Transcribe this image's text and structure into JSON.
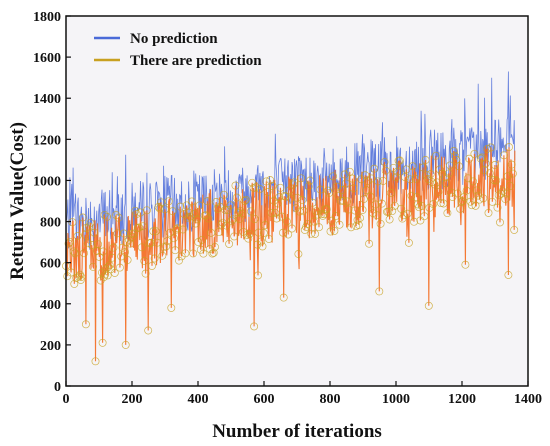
{
  "chart_data": {
    "type": "line",
    "title": "",
    "xlabel": "Number of iterations",
    "ylabel": "Return Value(Cost)",
    "xlim": [
      0,
      1400
    ],
    "ylim": [
      0,
      1800
    ],
    "xticks": [
      0,
      200,
      400,
      600,
      800,
      1000,
      1200,
      1400
    ],
    "yticks": [
      0,
      200,
      400,
      600,
      800,
      1000,
      1200,
      1400,
      1600,
      1800
    ],
    "legend_position": "top-left",
    "grid": false,
    "x_range_data": [
      0,
      1360
    ],
    "series": [
      {
        "name": "No prediction",
        "color": "#4a6ad8",
        "trend_x": [
          0,
          200,
          400,
          600,
          800,
          1000,
          1200,
          1360
        ],
        "trend_y": [
          780,
          830,
          880,
          940,
          1000,
          1050,
          1110,
          1150
        ],
        "spread": 150,
        "peaks": [
          [
            1340,
            1530
          ],
          [
            1290,
            1500
          ],
          [
            1250,
            1470
          ]
        ]
      },
      {
        "name": "There are prediction",
        "color": "#c8a020",
        "fill_color": "#f46a1e",
        "marker": "circle",
        "trend_x": [
          0,
          200,
          400,
          600,
          800,
          1000,
          1200,
          1360
        ],
        "trend_y": [
          640,
          720,
          790,
          840,
          890,
          940,
          990,
          1030
        ],
        "spread": 160,
        "low_points": [
          [
            90,
            120
          ],
          [
            180,
            200
          ],
          [
            110,
            210
          ],
          [
            570,
            290
          ],
          [
            250,
            270
          ],
          [
            1100,
            390
          ],
          [
            1340,
            540
          ],
          [
            1210,
            590
          ],
          [
            950,
            460
          ],
          [
            660,
            430
          ],
          [
            320,
            380
          ],
          [
            60,
            300
          ]
        ]
      }
    ]
  }
}
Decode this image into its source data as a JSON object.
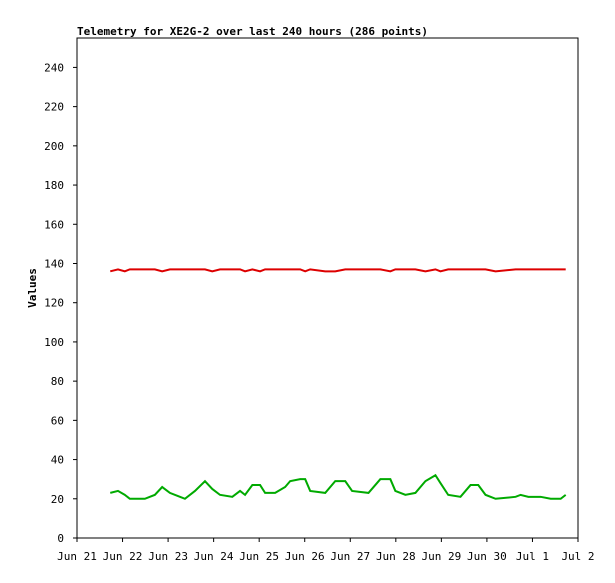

====

* Given exercise *
Pictures in the records above should not be copied. Repeat everything else exactly.

* Response below *
Transcribe this image's text and structure into JSON.
{
  "chart_data": {
    "type": "line",
    "title": "",
    "xlabel": "Number of iterations",
    "ylabel": "Return Value(Cost)",
    "xlim": [
      0,
      1400
    ],
    "ylim": [
      0,
      1800
    ],
    "xticks": [
      0,
      200,
      400,
      600,
      800,
      1000,
      1200,
      1400
    ],
    "yticks": [
      0,
      200,
      400,
      600,
      800,
      1000,
      1200,
      1400,
      1600,
      1800
    ],
    "legend_position": "top-left",
    "grid": false,
    "x_range_data": [
      0,
      1360
    ],
    "series": [
      {
        "name": "No prediction",
        "color": "#4a6ad8",
        "trend_x": [
          0,
          200,
          400,
          600,
          800,
          1000,
          1200,
          1360
        ],
        "trend_y": [
          780,
          830,
          880,
          940,
          1000,
          1050,
          1110,
          1150
        ],
        "spread": 150,
        "peaks": [
          [
            1340,
            1530
          ],
          [
            1290,
            1500
          ],
          [
            1250,
            1470
          ]
        ]
      },
      {
        "name": "There are prediction",
        "color": "#c8a020",
        "fill_color": "#f46a1e",
        "marker": "circle",
        "trend_x": [
          0,
          200,
          400,
          600,
          800,
          1000,
          1200,
          1360
        ],
        "trend_y": [
          640,
          720,
          790,
          840,
          890,
          940,
          990,
          1030
        ],
        "spread": 160,
        "low_points": [
          [
            90,
            120
          ],
          [
            180,
            200
          ],
          [
            110,
            210
          ],
          [
            570,
            290
          ],
          [
            250,
            270
          ],
          [
            1100,
            390
          ],
          [
            1340,
            540
          ],
          [
            1210,
            590
          ],
          [
            950,
            460
          ],
          [
            660,
            430
          ],
          [
            320,
            380
          ],
          [
            60,
            300
          ]
        ]
      }
    ]
  }
}
Decode this image into its source data as a JSON object.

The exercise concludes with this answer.